Search the material for the string "dels" and copy each line where it occurs.

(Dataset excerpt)
□ □ □

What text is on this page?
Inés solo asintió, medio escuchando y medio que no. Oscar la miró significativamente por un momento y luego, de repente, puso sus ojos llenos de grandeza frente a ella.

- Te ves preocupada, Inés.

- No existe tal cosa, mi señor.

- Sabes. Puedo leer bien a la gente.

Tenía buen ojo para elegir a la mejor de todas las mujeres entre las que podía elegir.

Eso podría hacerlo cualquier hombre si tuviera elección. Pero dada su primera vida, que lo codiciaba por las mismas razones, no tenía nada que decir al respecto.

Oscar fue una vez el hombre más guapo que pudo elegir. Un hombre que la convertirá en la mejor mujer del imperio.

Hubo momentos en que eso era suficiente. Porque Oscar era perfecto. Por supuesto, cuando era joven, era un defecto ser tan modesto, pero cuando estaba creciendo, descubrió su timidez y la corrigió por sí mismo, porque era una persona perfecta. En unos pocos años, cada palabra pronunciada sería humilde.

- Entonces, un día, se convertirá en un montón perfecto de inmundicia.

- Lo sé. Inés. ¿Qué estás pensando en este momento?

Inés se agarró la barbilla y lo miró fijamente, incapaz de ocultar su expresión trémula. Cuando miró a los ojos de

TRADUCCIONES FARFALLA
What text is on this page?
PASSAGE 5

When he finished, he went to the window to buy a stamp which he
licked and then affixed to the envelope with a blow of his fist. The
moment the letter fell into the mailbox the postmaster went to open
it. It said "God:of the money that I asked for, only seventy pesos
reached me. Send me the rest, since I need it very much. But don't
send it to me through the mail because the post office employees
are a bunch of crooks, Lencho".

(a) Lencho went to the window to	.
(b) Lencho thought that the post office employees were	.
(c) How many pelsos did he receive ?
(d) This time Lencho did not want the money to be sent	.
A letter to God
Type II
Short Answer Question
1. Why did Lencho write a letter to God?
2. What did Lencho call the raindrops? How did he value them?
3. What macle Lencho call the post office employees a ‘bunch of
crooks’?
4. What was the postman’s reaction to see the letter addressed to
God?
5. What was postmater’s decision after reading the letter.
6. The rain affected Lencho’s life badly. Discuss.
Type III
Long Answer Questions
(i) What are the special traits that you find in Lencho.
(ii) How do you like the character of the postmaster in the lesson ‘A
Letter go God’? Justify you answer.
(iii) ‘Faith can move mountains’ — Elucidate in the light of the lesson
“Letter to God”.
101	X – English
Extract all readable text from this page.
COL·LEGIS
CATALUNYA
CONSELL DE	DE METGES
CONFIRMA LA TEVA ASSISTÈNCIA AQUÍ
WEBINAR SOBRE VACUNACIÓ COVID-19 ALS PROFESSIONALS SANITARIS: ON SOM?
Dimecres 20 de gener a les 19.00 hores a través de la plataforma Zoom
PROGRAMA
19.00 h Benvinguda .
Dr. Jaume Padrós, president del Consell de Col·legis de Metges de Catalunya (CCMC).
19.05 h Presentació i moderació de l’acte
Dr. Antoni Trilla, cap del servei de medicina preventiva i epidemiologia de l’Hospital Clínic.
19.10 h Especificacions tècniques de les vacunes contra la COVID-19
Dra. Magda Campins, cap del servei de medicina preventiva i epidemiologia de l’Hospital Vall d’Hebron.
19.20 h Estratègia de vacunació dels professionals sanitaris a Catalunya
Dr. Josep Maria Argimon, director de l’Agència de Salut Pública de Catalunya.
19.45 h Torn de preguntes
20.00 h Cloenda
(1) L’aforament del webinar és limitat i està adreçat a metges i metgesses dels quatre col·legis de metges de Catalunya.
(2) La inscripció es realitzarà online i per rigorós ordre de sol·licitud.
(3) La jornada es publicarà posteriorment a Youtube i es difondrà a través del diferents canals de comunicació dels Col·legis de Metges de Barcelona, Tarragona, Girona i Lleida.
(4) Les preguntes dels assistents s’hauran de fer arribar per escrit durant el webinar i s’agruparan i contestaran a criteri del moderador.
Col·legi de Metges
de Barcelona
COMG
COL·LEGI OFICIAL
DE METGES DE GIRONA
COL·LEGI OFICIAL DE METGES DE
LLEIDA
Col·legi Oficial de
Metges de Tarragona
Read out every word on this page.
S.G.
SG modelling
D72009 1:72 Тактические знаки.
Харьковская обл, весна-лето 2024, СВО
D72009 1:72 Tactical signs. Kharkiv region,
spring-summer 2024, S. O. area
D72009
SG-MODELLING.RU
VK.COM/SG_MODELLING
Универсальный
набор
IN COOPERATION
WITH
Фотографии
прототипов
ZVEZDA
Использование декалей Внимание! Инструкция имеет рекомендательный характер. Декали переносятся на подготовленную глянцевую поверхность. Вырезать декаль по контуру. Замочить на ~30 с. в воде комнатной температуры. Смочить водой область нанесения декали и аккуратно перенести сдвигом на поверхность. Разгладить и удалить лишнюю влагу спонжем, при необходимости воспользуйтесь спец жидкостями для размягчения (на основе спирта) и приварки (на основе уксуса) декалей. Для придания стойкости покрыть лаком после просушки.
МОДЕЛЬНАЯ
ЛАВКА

□ □ □

* **Result of the task**:
19.20 h Estratègia de vacunació dels professionals sanitaris a Catalunya
(1) L’aforament del webinar és limitat i està adreçat a metges i metgesses dels quatre col·legis de metges de Catalunya.
(3) La jornada es publicarà posteriorment a Youtube i es difondrà a través del diferents canals de comunicació dels Col·legis de Metges de Barcelona, Tarragona, Girona i Lleida.
(4) Les preguntes dels assistents s’hauran de fer arribar per escrit durant el webinar i s’agruparan i contestaran a criteri del moderador.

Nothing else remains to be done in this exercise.